▶ **WHAT YOU SHOULD DO**
Select from the data all lines with the word "thérapeutique".

··· RECORD EXTRACTS

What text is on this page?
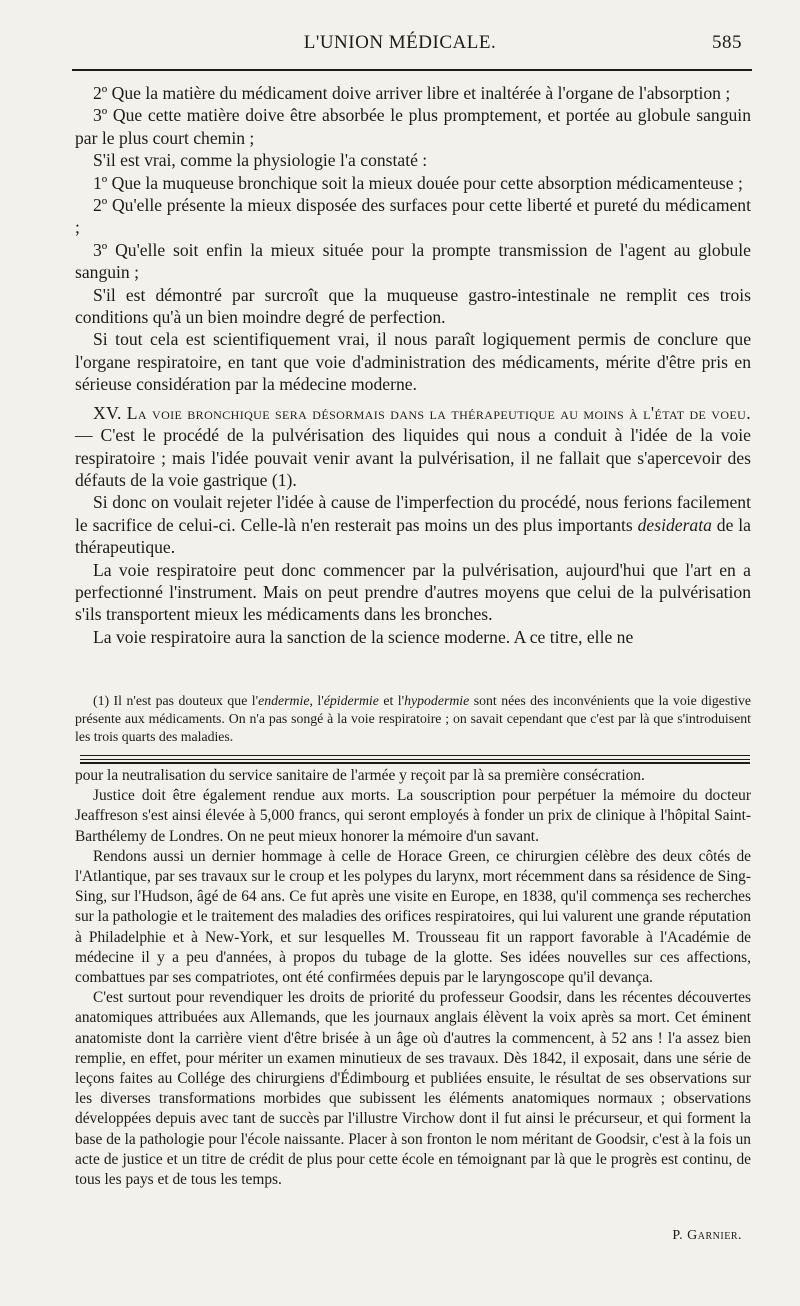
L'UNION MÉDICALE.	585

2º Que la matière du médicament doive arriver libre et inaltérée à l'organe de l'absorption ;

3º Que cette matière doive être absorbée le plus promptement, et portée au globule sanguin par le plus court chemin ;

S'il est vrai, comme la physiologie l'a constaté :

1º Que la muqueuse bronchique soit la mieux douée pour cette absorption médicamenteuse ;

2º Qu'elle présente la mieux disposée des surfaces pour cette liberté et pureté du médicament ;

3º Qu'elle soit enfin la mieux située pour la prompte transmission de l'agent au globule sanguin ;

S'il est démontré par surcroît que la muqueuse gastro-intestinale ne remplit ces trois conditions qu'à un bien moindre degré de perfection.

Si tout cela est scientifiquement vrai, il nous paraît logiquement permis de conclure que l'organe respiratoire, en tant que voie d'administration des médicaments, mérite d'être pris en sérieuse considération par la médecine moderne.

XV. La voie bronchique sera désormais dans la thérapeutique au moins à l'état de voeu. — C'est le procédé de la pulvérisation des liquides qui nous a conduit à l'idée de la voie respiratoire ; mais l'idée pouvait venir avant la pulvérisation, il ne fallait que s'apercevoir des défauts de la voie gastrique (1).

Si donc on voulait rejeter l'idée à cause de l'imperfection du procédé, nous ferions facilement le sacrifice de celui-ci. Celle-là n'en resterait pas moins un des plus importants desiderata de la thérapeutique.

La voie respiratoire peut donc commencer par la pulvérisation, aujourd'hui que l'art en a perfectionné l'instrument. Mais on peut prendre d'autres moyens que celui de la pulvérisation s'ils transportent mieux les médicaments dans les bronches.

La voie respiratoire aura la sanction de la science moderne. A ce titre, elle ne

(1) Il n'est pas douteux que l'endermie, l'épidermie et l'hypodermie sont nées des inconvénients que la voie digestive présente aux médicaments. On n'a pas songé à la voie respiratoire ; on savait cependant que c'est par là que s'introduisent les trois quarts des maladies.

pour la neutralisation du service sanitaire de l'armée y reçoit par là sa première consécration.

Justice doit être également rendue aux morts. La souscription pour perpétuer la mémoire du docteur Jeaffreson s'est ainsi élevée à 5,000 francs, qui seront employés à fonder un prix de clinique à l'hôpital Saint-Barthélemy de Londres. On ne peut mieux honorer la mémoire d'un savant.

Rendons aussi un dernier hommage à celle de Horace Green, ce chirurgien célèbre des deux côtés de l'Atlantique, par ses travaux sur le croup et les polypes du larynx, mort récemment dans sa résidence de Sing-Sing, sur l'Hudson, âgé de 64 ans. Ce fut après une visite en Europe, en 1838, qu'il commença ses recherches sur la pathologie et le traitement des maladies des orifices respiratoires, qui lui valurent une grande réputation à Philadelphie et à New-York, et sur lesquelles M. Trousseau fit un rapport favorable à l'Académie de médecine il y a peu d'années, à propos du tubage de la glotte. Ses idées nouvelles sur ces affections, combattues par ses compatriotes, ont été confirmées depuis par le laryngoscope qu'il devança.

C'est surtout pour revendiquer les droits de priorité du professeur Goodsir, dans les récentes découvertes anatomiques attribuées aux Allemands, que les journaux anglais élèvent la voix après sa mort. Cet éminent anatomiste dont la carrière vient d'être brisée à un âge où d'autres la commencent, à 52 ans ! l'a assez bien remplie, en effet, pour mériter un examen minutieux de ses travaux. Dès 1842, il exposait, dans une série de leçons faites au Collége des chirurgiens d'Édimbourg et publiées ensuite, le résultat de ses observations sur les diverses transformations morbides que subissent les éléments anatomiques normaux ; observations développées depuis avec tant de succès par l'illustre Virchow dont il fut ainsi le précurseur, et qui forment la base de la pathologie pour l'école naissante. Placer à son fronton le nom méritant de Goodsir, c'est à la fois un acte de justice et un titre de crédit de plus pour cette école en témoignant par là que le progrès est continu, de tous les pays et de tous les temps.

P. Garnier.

······

▶ **REPLY**
XV. La voie bronchique sera désormais dans la thérapeutique au moins à l'état de voeu. — C'est le procédé de la pulvérisation des liquides qui nous a conduit à l'idée de la voie respiratoire ; mais l'idée pouvait venir avant la pulvérisation, il ne fallait que s'apercevoir des défauts de la voie gastrique (1).
Si donc on voulait rejeter l'idée à cause de l'imperfection du procédé, nous ferions facilement le sacrifice de celui-ci. Celle-là n'en resterait pas moins un des plus importants desiderata de la thérapeutique.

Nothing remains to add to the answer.